=== Exercise brief ===
Quote the listing below in its entirety, omitting every image.
— Begin —
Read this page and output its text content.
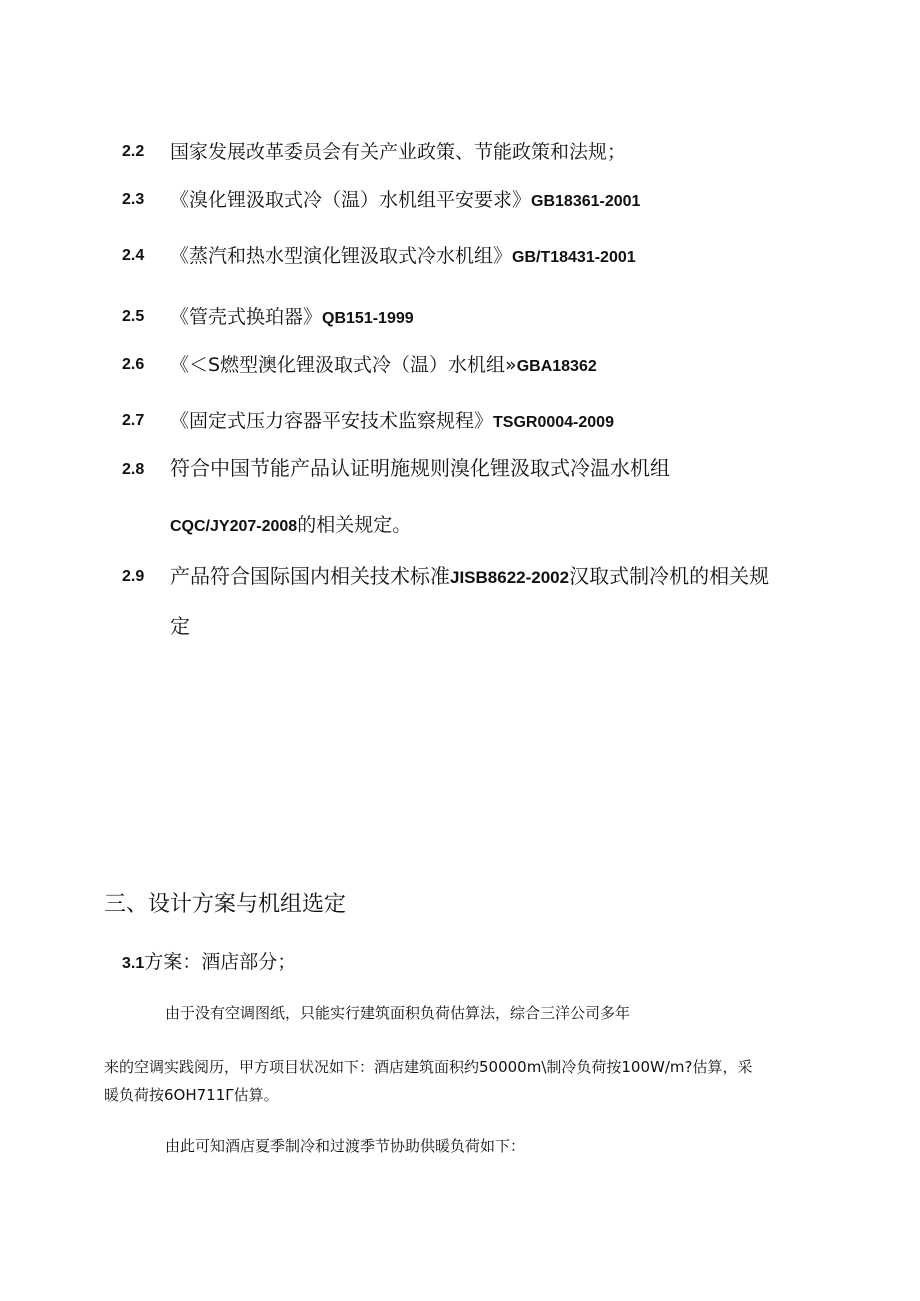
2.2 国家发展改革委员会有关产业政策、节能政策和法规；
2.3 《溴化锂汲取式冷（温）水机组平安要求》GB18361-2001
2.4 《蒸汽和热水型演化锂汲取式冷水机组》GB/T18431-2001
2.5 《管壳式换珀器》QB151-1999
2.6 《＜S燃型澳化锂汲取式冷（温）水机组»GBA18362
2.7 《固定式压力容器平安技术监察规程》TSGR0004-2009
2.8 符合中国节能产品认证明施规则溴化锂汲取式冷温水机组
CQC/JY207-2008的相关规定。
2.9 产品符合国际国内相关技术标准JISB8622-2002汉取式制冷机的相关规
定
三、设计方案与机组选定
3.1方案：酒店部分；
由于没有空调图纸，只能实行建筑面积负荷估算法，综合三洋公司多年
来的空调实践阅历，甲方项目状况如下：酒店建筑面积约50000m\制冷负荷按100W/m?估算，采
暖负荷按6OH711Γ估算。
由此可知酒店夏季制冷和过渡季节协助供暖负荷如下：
— End —
=== Full answer ===
Read this page and output its text content.
2.2 国家发展改革委员会有关产业政策、节能政策和法规；
2.3 《溴化锂汲取式冷（温）水机组平安要求》GB18361-2001
2.4 《蒸汽和热水型演化锂汲取式冷水机组》GB/T18431-2001
2.5 《管壳式换珀器》QB151-1999
2.6 《＜S燃型澳化锂汲取式冷（温）水机组»GBA18362
2.7 《固定式压力容器平安技术监察规程》TSGR0004-2009
2.8 符合中国节能产品认证明施规则溴化锂汲取式冷温水机组
CQC/JY207-2008的相关规定。
2.9 产品符合国际国内相关技术标准JISB8622-2002汉取式制冷机的相关规
定
三、设计方案与机组选定
3.1方案：酒店部分；
由于没有空调图纸，只能实行建筑面积负荷估算法，综合三洋公司多年
来的空调实践阅历，甲方项目状况如下：酒店建筑面积约50000m\制冷负荷按100W/m?估算，采
暖负荷按6OH711Γ估算。
由此可知酒店夏季制冷和过渡季节协助供暖负荷如下：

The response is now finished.